# Aim
Copy out each line of the material below with no changes.

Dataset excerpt
◇ ◇ ◇ ◇ ◇
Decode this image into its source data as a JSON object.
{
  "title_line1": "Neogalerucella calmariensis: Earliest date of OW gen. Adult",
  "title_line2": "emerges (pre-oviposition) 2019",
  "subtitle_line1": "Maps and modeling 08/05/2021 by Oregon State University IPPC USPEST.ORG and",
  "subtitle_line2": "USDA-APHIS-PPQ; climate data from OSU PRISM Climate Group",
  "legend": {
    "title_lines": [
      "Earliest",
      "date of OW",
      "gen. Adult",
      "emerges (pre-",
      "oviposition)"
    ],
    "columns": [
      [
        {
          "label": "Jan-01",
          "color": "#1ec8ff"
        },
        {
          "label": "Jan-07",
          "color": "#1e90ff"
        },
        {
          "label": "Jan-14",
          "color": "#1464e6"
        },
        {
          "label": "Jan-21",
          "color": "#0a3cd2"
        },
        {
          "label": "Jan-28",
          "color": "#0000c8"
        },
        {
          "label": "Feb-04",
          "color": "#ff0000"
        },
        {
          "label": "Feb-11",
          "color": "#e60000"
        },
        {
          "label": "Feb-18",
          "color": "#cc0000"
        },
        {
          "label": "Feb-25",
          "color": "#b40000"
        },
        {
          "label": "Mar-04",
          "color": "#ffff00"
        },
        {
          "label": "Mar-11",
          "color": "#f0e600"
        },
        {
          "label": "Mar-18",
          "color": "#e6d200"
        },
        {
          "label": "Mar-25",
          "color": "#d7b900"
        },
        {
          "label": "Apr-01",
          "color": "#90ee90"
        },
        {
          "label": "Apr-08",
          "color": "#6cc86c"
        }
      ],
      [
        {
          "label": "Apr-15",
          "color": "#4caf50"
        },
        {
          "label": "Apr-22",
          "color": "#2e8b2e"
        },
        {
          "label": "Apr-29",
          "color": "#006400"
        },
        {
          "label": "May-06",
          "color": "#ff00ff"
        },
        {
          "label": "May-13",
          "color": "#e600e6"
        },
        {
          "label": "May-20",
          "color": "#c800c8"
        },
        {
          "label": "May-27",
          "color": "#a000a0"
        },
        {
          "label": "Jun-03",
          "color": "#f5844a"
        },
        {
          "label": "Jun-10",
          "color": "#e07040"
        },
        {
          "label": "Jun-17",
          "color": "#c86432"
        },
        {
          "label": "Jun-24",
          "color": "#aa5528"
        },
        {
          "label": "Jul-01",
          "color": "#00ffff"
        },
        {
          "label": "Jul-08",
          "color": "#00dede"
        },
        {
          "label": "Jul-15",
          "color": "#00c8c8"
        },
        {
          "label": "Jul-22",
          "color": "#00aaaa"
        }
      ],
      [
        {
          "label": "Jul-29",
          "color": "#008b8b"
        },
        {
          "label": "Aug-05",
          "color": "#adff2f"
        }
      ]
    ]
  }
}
◇ ◇ ◇ ◇ ◇
# Result of the exercise
Decode this image into its source data as a JSON object.
{
  "title_line1": "Neogalerucella calmariensis: Earliest date of OW gen. Adult",
  "title_line2": "emerges (pre-oviposition) 2019",
  "subtitle_line1": "Maps and modeling 08/05/2021 by Oregon State University IPPC USPEST.ORG and",
  "subtitle_line2": "USDA-APHIS-PPQ; climate data from OSU PRISM Climate Group",
  "legend": {
    "title_lines": [
      "Earliest",
      "date of OW",
      "gen. Adult",
      "emerges (pre-",
      "oviposition)"
    ],
    "columns": [
      [
        {
          "label": "Jan-01",
          "color": "#1ec8ff"
        },
        {
          "label": "Jan-07",
          "color": "#1e90ff"
        },
        {
          "label": "Jan-14",
          "color": "#1464e6"
        },
        {
          "label": "Jan-21",
          "color": "#0a3cd2"
        },
        {
          "label": "Jan-28",
          "color": "#0000c8"
        },
        {
          "label": "Feb-04",
          "color": "#ff0000"
        },
        {
          "label": "Feb-11",
          "color": "#e60000"
        },
        {
          "label": "Feb-18",
          "color": "#cc0000"
        },
        {
          "label": "Feb-25",
          "color": "#b40000"
        },
        {
          "label": "Mar-04",
          "color": "#ffff00"
        },
        {
          "label": "Mar-11",
          "color": "#f0e600"
        },
        {
          "label": "Mar-18",
          "color": "#e6d200"
        },
        {
          "label": "Mar-25",
          "color": "#d7b900"
        },
        {
          "label": "Apr-01",
          "color": "#90ee90"
        },
        {
          "label": "Apr-08",
          "color": "#6cc86c"
        }
      ],
      [
        {
          "label": "Apr-15",
          "color": "#4caf50"
        },
        {
          "label": "Apr-22",
          "color": "#2e8b2e"
        },
        {
          "label": "Apr-29",
          "color": "#006400"
        },
        {
          "label": "May-06",
          "color": "#ff00ff"
        },
        {
          "label": "May-13",
          "color": "#e600e6"
        },
        {
          "label": "May-20",
          "color": "#c800c8"
        },
        {
          "label": "May-27",
          "color": "#a000a0"
        },
        {
          "label": "Jun-03",
          "color": "#f5844a"
        },
        {
          "label": "Jun-10",
          "color": "#e07040"
        },
        {
          "label": "Jun-17",
          "color": "#c86432"
        },
        {
          "label": "Jun-24",
          "color": "#aa5528"
        },
        {
          "label": "Jul-01",
          "color": "#00ffff"
        },
        {
          "label": "Jul-08",
          "color": "#00dede"
        },
        {
          "label": "Jul-15",
          "color": "#00c8c8"
        },
        {
          "label": "Jul-22",
          "color": "#00aaaa"
        }
      ],
      [
        {
          "label": "Jul-29",
          "color": "#008b8b"
        },
        {
          "label": "Aug-05",
          "color": "#adff2f"
        }
      ]
    ]
  }
}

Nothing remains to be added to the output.